→ Directive
In full and without alteration, repeat the material.

→ Figure collection entries
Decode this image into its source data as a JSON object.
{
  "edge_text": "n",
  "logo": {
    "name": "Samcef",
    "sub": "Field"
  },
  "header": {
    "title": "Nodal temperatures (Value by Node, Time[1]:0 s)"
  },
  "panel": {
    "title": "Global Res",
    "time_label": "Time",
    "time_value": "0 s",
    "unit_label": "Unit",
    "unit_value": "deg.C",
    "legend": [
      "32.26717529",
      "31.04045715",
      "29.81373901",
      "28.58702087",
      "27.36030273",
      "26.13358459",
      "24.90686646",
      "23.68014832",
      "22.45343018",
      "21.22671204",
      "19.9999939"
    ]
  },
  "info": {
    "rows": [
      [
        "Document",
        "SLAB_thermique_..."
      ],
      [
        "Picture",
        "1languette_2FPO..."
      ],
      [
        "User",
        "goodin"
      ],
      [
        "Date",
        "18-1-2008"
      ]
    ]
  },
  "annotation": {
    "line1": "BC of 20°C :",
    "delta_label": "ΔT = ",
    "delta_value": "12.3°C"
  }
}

→ Worked solution
Decode this image into its source data as a JSON object.
{
  "edge_text": "n",
  "logo": {
    "name": "Samcef",
    "sub": "Field"
  },
  "header": {
    "title": "Nodal temperatures (Value by Node, Time[1]:0 s)"
  },
  "panel": {
    "title": "Global Res",
    "time_label": "Time",
    "time_value": "0 s",
    "unit_label": "Unit",
    "unit_value": "deg.C",
    "legend": [
      "32.26717529",
      "31.04045715",
      "29.81373901",
      "28.58702087",
      "27.36030273",
      "26.13358459",
      "24.90686646",
      "23.68014832",
      "22.45343018",
      "21.22671204",
      "19.9999939"
    ]
  },
  "info": {
    "rows": [
      [
        "Document",
        "SLAB_thermique_..."
      ],
      [
        "Picture",
        "1languette_2FPO..."
      ],
      [
        "User",
        "goodin"
      ],
      [
        "Date",
        "18-1-2008"
      ]
    ]
  },
  "annotation": {
    "line1": "BC of 20°C :",
    "delta_label": "ΔT = ",
    "delta_value": "12.3°C"
  }
}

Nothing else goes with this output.